◆ Text under study
Print

Print


I appreciate the interest shown in this topic.  A special thanks is
due Kathrynne Holden for line by line responses to all the items
I asked about, as well as to Ron Vetter for the "introduction to
pharmacokinetics" and those informative graphical representations.

I have begun supplmenting what you kind folks have told me with a
few pieces of information I've started reeling in while fishing the
Internet.  What I'm finding suggests to me that any attempts to
fine-tune dosages aren't worth a hoot in a gale of wind without
taking into account the gross realities of the digestive system. I'll
describe some of what I found in the hope of enticing people better
qualified than I to interpret some of this stuff. As it turns out,
now I have even more questions than before, especially about what
happens to the larger dose of sinemet CR.

First, there is a description of the workings of the digestive
system in an e-text booklet from Colorado State University:
http//arbl.cvmbs.colostate.edu/hbooks/pathphys/digestion/index.html

Two states of the system are described that have widely
differing influences on oral medication. 1) digestion - the
processes that are initiated starting with food intake, and 2) the
interdigestive state, during which there occur 2a) periodic
series of housekeeping contractions known as the migrating motor
complex, which alternates with 2b) quiet times.

1) During and after a meal the stomach grinds the "ingesta" by means
of contractions.  As these occur there begins a process of gastric
emptying into the small intestines through a sphincter called the
pylorus. The booklet says solids must be reduced to a diameter of
less than 1-2 mm before they pass through the pylorus.  This
immediately raises a question --what happens to the 50/200 size of
sinemet CR in this process?  A large CR needs a slit of about 3 mm
to get through the flat way.

◆ Extracted entries
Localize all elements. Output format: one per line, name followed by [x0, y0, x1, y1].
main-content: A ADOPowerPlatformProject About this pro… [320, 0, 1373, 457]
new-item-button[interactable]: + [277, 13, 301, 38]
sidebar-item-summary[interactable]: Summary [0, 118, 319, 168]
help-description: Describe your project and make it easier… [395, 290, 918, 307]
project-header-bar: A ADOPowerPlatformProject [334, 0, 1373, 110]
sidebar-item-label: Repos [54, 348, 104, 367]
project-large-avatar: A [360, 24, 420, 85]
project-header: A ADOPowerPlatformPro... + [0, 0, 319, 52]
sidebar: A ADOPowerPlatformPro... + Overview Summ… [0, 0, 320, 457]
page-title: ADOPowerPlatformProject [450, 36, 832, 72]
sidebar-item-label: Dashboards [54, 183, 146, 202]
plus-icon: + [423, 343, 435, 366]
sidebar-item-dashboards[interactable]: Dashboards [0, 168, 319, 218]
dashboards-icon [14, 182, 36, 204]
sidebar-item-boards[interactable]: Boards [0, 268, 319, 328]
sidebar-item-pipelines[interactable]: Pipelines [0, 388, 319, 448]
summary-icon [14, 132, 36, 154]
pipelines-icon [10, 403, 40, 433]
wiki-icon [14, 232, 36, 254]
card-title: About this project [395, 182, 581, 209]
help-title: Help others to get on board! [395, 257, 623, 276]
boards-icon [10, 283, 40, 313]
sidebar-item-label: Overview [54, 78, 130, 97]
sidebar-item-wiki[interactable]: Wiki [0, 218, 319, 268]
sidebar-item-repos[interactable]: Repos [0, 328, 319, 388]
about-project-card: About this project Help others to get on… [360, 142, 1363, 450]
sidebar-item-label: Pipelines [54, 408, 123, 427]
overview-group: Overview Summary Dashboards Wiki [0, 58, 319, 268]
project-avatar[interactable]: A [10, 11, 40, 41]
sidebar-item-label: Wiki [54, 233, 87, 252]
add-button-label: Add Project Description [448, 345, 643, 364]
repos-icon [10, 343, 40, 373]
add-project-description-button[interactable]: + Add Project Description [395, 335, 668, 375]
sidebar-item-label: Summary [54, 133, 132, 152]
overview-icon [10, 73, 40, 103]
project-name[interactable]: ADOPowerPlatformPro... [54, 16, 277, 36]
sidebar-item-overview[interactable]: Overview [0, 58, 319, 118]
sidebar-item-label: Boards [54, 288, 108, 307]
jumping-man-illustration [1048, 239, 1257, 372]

◆ Tasks to perform
[A] Output the passage of the post on digestion and Sinemet CR starting with "I have begun" and going on through "of sinemet CR.".
[B] Go on with the post on digestion and Sinemet CR from the point where it stops.
The records are separate from the post on digestion and Sinemet CR.

◆ Responses in order
[A]
I have begun supplmenting what you kind folks have told me with a
few pieces of information I've started reeling in while fishing the
Internet.  What I'm finding suggests to me that any attempts to
fine-tune dosages aren't worth a hoot in a gale of wind without
taking into account the gross realities of the digestive system. I'll
describe some of what I found in the hope of enticing people better
qualified than I to interpret some of this stuff. As it turns out,
now I have even more questions than before, especially about what
happens to the larger dose of sinemet CR.

[B]
Emptying the stomach is regulated by a feedback mechanism in the
instestines.  When fats are detected signals are sent back to the
stomach to slow down its activity.  This in turn slows down gastric
emptying.  No timings are given.  How long can gastric emptying
take?  What is the effect on drug delivery of various proportions of
dietary fat?

A large class of water passes into the small intesine quickly,
because there are no solids to grind.  What happens to pills - do
they get swept through the pylorus along with the water?

Ingesting only a very small quantity may not stimulate gastric
activity.  A degree of gastric distension from volume of contents is
needed for that.  This seems to suggest that taking one's pills with
just a swollow of water won't be sufficient to get them to the small
intestine where they will be absorbed.

2) Between meals the migrating motor complex recurs every 1 1/2 to 2
hours.  It is a set of contractions that start gradually and build in
intensity over the course of about 1/2 hour or more.  These
contractions empty the stomach of remaining solids which hadn't made
it to the small intestine, and sweep them along through the
intestines.

Now some more questions.  The usual recommendation I hear for taking
PD medications is 30 minutes before meals.  Is the idea here to get
the pills into the small intestines before beginning the next meal?
In light of the above discussion of intradigestive cycles, what
happens to pills after taking them at this time? What difference
does it make whether or not MMC activity is occurring?   What about
regular vs CR sinemet?  Which gets through better?